**WHAT THE EXERCISE ASKS**
Copy each line that holds "screenshot".

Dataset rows
++++

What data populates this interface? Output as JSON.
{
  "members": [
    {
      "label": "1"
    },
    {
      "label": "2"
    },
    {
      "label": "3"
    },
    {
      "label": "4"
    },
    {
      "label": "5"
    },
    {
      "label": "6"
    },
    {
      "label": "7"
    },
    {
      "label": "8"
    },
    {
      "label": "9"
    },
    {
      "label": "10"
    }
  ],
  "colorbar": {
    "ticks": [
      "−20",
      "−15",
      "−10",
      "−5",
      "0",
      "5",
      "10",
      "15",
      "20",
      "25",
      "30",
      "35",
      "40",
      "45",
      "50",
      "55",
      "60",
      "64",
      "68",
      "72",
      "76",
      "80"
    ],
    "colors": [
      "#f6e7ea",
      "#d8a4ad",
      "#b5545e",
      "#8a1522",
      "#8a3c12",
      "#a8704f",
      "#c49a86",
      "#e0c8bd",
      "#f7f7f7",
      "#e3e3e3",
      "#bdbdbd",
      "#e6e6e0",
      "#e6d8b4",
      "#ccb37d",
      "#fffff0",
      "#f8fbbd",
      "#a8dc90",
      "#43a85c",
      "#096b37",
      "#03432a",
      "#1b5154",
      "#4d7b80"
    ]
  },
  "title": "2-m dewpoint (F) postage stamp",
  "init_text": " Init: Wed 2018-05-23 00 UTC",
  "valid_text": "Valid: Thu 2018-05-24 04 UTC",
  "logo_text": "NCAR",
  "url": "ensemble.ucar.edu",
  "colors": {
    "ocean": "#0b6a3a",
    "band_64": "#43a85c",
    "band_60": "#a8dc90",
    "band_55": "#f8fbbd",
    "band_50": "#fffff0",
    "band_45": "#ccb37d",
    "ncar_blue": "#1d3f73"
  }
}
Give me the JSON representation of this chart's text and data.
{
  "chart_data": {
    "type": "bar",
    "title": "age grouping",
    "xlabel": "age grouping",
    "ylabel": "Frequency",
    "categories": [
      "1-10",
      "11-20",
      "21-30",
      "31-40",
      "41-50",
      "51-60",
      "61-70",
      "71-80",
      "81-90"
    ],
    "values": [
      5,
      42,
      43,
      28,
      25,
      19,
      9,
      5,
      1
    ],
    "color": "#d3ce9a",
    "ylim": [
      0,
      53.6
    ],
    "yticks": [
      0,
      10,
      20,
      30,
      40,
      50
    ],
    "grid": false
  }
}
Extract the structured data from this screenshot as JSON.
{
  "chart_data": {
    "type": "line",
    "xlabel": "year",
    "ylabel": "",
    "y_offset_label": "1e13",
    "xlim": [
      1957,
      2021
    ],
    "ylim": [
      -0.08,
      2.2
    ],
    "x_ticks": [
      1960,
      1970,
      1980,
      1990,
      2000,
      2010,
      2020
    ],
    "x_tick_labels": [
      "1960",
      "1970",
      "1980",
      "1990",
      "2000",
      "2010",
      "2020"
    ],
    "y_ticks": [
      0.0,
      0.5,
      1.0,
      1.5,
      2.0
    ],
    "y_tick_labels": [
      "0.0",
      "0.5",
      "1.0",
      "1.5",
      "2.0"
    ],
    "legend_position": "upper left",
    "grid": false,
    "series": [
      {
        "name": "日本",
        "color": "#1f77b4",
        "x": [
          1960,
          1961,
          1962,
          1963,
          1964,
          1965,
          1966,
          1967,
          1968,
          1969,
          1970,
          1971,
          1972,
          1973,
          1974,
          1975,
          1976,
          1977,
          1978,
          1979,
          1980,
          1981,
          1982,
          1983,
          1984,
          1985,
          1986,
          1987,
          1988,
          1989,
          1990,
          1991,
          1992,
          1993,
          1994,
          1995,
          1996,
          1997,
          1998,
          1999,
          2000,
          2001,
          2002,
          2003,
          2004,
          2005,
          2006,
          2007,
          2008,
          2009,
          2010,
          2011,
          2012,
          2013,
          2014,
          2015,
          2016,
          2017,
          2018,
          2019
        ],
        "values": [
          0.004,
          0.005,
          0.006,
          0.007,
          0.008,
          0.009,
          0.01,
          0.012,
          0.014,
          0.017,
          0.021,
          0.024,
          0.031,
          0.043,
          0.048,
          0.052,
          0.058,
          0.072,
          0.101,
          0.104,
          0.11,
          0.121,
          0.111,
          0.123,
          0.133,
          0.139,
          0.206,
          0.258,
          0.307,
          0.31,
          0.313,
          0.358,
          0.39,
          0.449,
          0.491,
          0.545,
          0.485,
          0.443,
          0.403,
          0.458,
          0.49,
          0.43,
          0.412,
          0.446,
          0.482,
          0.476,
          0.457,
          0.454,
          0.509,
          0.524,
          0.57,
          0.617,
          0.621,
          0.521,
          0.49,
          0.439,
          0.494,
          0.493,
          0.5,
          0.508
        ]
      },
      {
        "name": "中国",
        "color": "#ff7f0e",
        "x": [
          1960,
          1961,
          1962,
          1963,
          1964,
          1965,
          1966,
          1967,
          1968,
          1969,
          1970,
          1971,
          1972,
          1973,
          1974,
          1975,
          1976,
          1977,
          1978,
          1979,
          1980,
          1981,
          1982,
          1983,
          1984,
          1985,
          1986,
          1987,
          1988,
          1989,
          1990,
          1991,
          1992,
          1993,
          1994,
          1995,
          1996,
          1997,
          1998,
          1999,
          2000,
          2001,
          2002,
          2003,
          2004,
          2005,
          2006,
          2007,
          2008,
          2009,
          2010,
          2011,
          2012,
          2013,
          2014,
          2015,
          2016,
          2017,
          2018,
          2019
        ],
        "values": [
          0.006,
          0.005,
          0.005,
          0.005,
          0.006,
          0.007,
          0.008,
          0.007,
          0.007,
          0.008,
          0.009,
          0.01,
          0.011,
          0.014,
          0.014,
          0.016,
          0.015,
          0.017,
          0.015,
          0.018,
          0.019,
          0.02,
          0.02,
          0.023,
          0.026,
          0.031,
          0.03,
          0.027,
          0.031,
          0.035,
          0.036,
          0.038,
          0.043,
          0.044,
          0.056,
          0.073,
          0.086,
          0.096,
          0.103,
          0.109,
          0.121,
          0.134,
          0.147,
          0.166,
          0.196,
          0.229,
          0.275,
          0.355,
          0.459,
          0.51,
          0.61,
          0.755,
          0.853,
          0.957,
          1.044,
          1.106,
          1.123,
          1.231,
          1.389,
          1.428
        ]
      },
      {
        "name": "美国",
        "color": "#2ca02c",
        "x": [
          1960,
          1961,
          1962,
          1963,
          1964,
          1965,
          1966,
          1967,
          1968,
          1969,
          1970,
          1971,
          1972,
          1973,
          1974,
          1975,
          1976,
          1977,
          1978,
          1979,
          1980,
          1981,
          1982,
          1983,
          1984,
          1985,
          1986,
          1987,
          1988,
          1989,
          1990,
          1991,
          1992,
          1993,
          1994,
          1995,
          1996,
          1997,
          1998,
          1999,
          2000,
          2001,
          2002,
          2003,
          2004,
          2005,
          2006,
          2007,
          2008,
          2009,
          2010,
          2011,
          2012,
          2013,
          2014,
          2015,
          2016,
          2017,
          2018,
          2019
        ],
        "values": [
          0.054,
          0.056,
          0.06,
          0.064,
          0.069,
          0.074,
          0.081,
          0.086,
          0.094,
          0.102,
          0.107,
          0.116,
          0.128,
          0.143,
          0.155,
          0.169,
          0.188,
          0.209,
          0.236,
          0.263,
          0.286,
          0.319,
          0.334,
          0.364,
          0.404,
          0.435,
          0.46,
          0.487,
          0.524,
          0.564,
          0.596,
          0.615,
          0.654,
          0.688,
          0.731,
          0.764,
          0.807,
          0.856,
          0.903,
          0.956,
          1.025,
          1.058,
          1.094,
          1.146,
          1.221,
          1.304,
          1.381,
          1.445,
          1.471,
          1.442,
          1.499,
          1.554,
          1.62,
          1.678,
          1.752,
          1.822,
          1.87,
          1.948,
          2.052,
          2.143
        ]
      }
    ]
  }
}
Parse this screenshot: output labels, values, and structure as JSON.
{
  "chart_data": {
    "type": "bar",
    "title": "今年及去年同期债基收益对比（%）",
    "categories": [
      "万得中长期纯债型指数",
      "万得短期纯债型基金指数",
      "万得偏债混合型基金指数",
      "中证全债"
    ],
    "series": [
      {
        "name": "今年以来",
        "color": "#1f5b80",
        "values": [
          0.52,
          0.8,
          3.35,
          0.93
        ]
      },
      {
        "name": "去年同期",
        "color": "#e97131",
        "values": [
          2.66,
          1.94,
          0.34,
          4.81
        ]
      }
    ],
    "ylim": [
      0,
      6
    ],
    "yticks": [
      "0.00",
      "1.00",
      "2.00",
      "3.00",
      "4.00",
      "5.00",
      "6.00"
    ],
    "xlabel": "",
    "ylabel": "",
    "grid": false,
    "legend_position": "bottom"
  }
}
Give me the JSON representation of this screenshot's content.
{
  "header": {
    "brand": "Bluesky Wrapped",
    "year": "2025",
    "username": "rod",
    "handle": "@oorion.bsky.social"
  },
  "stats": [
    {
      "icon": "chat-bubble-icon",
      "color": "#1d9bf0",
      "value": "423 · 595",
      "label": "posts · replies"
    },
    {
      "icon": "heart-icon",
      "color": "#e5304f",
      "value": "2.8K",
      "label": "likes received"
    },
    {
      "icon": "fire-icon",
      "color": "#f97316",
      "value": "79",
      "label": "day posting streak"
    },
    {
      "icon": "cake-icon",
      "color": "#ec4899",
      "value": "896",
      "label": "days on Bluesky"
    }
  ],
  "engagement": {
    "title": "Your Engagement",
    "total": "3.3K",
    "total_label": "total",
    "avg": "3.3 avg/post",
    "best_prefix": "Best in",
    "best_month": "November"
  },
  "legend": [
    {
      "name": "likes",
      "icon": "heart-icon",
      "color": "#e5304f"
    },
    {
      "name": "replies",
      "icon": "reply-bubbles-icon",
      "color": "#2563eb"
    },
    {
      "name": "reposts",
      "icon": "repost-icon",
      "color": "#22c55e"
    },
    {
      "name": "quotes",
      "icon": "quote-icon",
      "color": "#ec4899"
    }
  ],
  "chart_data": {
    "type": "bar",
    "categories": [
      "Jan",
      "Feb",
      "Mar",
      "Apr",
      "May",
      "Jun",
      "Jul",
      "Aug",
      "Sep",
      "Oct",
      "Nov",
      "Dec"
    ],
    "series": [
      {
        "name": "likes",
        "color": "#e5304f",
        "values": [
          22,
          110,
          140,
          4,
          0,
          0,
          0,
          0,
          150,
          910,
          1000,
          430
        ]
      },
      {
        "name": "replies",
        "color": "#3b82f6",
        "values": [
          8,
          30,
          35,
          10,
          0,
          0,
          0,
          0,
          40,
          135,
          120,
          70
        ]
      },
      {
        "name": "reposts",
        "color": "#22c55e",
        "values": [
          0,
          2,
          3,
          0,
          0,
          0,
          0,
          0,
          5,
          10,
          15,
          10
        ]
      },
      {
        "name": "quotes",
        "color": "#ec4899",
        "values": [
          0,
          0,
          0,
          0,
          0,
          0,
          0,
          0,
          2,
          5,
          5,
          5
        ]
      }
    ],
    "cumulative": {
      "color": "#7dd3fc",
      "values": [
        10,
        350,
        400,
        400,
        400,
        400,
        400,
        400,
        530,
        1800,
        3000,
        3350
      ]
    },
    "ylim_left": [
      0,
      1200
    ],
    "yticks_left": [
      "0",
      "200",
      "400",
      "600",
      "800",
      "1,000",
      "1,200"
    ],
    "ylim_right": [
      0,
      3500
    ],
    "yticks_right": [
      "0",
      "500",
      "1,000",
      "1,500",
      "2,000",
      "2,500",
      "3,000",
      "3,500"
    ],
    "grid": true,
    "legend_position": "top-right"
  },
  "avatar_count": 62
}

++++

**ANSWER IN FULL**
Extract the structured data from this screenshot as JSON.
Parse this screenshot: output labels, values, and structure as JSON.
Give me the JSON representation of this screenshot's content.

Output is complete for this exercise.